Short exercise - Copy nothing but the text: reproduce each line of the listing exactly and leave the pictures out.

(Dataset items)
_ _ _

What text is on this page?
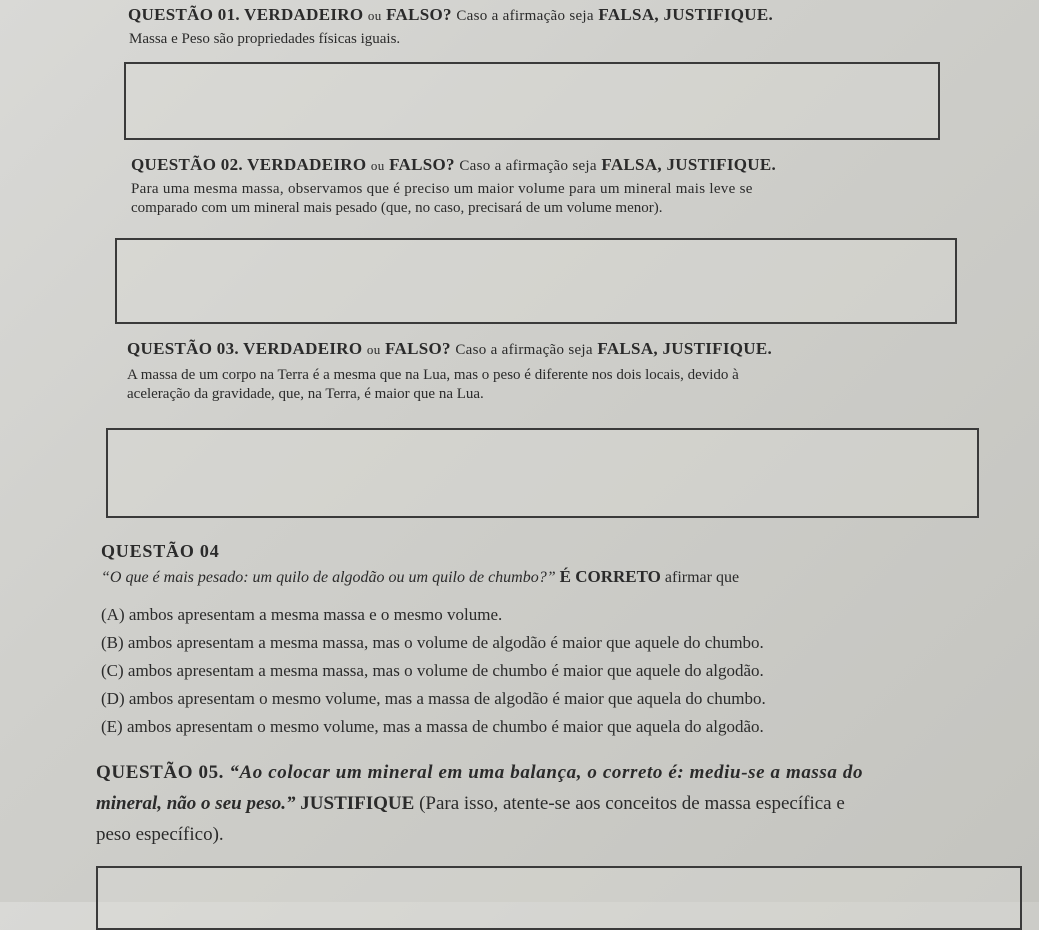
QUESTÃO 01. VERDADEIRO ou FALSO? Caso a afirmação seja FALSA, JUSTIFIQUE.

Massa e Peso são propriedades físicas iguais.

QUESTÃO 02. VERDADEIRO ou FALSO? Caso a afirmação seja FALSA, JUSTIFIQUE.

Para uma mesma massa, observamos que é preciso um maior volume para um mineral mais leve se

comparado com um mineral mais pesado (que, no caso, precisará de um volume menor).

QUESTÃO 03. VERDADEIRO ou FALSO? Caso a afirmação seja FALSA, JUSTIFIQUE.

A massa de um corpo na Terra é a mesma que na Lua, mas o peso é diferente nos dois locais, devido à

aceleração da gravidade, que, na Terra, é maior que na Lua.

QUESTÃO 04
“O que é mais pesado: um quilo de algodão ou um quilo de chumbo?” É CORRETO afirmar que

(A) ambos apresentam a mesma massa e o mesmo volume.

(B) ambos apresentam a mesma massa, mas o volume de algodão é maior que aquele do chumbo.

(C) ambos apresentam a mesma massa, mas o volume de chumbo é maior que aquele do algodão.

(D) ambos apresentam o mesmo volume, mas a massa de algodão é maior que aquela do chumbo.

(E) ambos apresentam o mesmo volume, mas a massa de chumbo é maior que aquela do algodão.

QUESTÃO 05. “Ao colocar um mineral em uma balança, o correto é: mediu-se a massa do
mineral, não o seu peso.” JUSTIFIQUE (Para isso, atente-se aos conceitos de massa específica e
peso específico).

_ _ _

Result of this exercise -
What text is on this page?
QUESTÃO 01. VERDADEIRO ou FALSO? Caso a afirmação seja FALSA, JUSTIFIQUE.

Massa e Peso são propriedades físicas iguais.

QUESTÃO 02. VERDADEIRO ou FALSO? Caso a afirmação seja FALSA, JUSTIFIQUE.

Para uma mesma massa, observamos que é preciso um maior volume para um mineral mais leve se

comparado com um mineral mais pesado (que, no caso, precisará de um volume menor).

QUESTÃO 03. VERDADEIRO ou FALSO? Caso a afirmação seja FALSA, JUSTIFIQUE.

A massa de um corpo na Terra é a mesma que na Lua, mas o peso é diferente nos dois locais, devido à

aceleração da gravidade, que, na Terra, é maior que na Lua.

QUESTÃO 04
“O que é mais pesado: um quilo de algodão ou um quilo de chumbo?” É CORRETO afirmar que

(A) ambos apresentam a mesma massa e o mesmo volume.

(B) ambos apresentam a mesma massa, mas o volume de algodão é maior que aquele do chumbo.

(C) ambos apresentam a mesma massa, mas o volume de chumbo é maior que aquele do algodão.

(D) ambos apresentam o mesmo volume, mas a massa de algodão é maior que aquela do chumbo.

(E) ambos apresentam o mesmo volume, mas a massa de chumbo é maior que aquela do algodão.

QUESTÃO 05. “Ao colocar um mineral em uma balança, o correto é: mediu-se a massa do
mineral, não o seu peso.” JUSTIFIQUE (Para isso, atente-se aos conceitos de massa específica e
peso específico).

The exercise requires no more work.